EXPLORER LE TEXTE
**1.** D'après l'éditorial, combien de morts le peuple russe déplore-t-il ?
**2.** Recopiez, s'il vous plaît, l'éditorial en commençant par « Editoriaux - Histoire » et en allant jusqu'à « le IIIe Reich. », en substituant « Provence » à « Normandie ».

EXTRAIT
--*--
Editoriaux - Histoire - International - 8 juin 2019

75e anniversaire du Débarquement : le déni

Nous avons tous vécu, le 6 juin, les célébrations du 75e anniversaire du débarquement en Normandie avec une très grande émotion.

La présence de nombreux anciens combattants, l’un des derniers du commando Kieffer, avec ceux des forces spéciales britanniques et américaines, salués et honorés par les présidents français, américain, le Premier ministre britannique et le Premier ministre canadien, en présence de la chancelière allemande, a donné un relief particulier à la célébration du 75e anniversaire du débarquement qui a permis de libérer la France et abattre le IIIe Reich.

Toutefois, il ne faut pas oublier que la victoire totale sur Hitler revient largement, aussi, aux armées russes – alors soviétiques – et aux sacrifices du peuple russe, qui déplore 27 millions de morts.

Les Russes ont véritablement cassé la Wehrmacht dans des batailles de chars sur front de l’Est, lesquels, détruits, n’ont jamais rejoint le front de l’Ouest…

Dans ces conditions, célébrer le Débarquement en présence de la chancelière d’Allemagne mais sans avoir invité le président russe Vladimir Poutine, ce n’est pas seulement nier la réalité historique et un déni des sacrifices du peuple russe, c’est bien davantage.

C’est tout simplement une faute diplomatique et géostratégique, il ne s’agit pas de minimiser les différends que certains pays européens peuvent avoir avec Moscou.
--*--
DONNÉES FOURNIES
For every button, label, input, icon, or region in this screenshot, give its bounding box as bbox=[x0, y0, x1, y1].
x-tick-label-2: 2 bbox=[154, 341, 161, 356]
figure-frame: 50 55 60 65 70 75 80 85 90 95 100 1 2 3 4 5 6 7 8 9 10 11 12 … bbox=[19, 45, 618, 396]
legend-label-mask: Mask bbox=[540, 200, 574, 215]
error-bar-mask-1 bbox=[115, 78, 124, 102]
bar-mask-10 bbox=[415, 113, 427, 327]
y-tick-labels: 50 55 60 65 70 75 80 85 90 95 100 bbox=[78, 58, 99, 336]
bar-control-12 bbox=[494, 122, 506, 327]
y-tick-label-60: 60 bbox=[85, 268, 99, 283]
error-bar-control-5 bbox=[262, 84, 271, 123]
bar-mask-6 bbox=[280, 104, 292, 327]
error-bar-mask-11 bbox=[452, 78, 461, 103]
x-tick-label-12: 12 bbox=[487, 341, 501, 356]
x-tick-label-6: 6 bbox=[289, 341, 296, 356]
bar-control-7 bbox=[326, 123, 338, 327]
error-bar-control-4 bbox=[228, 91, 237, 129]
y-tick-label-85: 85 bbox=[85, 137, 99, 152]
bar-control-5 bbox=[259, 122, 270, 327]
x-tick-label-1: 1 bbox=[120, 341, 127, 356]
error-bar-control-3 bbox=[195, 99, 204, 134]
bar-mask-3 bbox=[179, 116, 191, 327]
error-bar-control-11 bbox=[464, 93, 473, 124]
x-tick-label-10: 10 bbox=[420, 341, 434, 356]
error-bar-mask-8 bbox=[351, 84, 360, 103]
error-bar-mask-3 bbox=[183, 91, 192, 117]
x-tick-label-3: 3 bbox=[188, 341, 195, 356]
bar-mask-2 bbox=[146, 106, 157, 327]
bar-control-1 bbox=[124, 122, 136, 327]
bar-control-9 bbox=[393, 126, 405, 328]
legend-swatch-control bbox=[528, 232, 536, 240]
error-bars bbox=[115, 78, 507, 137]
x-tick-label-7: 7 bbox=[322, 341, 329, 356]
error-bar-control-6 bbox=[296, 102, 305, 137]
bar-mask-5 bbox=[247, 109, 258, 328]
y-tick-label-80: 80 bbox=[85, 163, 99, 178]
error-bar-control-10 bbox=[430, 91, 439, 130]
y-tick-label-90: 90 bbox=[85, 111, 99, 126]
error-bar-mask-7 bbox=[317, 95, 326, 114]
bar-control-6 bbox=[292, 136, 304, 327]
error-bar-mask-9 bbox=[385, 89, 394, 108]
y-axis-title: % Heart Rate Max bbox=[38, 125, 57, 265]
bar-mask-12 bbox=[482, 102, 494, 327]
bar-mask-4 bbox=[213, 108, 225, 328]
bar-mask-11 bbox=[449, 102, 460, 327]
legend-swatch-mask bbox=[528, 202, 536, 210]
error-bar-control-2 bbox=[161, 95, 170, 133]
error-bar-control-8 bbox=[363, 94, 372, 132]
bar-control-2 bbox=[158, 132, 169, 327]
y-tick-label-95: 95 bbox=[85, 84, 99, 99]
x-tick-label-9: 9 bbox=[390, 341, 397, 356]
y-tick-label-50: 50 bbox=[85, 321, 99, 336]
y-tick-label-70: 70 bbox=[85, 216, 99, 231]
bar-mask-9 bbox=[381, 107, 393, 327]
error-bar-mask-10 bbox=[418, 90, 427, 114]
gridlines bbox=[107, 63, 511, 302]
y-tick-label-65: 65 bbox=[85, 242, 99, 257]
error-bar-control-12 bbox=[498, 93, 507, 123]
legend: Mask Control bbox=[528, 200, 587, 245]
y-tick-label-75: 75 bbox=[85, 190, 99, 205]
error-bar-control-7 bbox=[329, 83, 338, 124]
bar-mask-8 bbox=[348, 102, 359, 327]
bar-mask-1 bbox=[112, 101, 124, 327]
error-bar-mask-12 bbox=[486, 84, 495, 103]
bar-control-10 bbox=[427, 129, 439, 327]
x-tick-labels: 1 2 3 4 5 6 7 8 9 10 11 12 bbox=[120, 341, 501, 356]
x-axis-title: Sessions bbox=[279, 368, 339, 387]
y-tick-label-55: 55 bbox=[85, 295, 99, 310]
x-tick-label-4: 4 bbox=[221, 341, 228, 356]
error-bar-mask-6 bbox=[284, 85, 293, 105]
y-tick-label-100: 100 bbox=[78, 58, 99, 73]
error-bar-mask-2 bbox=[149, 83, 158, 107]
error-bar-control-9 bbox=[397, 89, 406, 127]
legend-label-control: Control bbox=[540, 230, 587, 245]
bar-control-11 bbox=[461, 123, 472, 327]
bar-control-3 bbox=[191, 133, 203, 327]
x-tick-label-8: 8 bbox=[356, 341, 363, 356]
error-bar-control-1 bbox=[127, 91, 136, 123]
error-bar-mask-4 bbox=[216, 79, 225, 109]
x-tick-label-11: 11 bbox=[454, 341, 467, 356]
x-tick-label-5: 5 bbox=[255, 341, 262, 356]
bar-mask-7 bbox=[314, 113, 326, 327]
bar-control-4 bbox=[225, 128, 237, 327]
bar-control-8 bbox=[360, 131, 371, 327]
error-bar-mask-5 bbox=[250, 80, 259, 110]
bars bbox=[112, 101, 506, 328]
--*--
RÉPONSES DANS L'ORDRE
**1.** 27 millions de morts.

**2.**
Editoriaux - Histoire - International - 8 juin 2019

75e anniversaire du Débarquement : le déni

Nous avons tous vécu, le 6 juin, les célébrations du 75e anniversaire du débarquement en Provence avec une très grande émotion.

La présence de nombreux anciens combattants, l’un des derniers du commando Kieffer, avec ceux des forces spéciales britanniques et américaines, salués et honorés par les présidents français, américain, le Premier ministre britannique et le Premier ministre canadien, en présence de la chancelière allemande, a donné un relief particulier à la célébration du 75e anniversaire du débarquement qui a permis de libérer la France et abattre le IIIe Reich.